-- Start of Given information --

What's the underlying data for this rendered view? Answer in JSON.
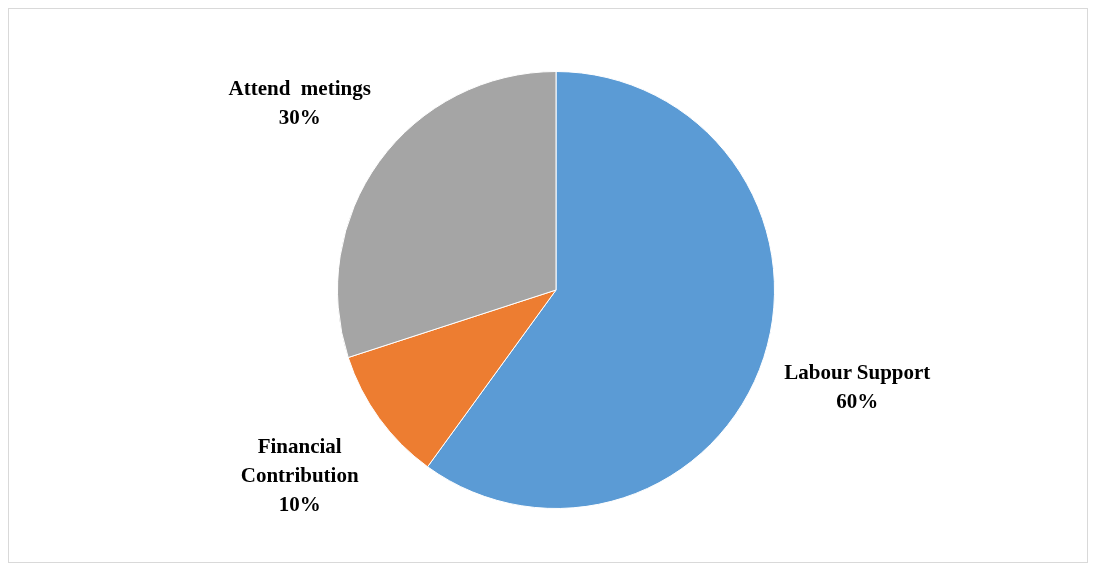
{
  "chart_data": {
    "type": "pie",
    "categories": [
      "Labour Support",
      "Financial Contribution",
      "Attend  metings"
    ],
    "values": [
      60,
      10,
      30
    ],
    "colors": [
      "#5b9bd5",
      "#ed7d31",
      "#a5a5a5"
    ],
    "value_labels": [
      "60%",
      "10%",
      "30%"
    ],
    "legend": false
  }
}
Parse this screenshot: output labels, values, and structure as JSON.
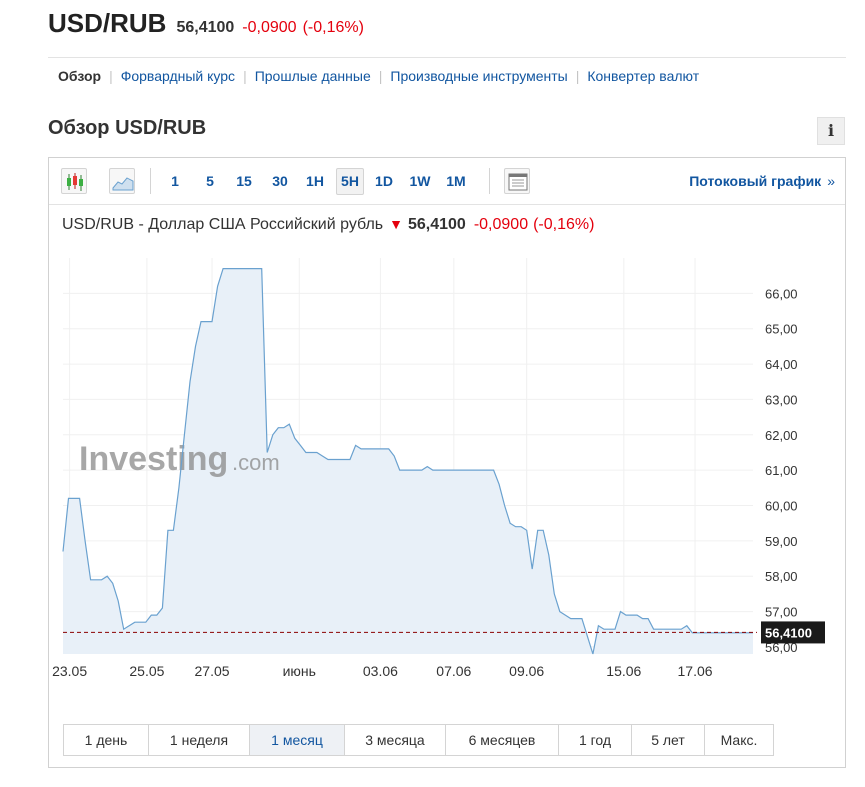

-- End of Given information --

### Exercise prompt
Pictures stay out; reproduce every line of the records exactly.

### Response to the exercise
What's the underlying data for this rendered view? Answer in JSON.
{
  "chart_data": {
    "type": "pie",
    "categories": [
      "Labour Support",
      "Financial Contribution",
      "Attend  metings"
    ],
    "values": [
      60,
      10,
      30
    ],
    "colors": [
      "#5b9bd5",
      "#ed7d31",
      "#a5a5a5"
    ],
    "value_labels": [
      "60%",
      "10%",
      "30%"
    ],
    "legend": false
  }
}
Parse this screenshot: output labels, values, and structure as JSON.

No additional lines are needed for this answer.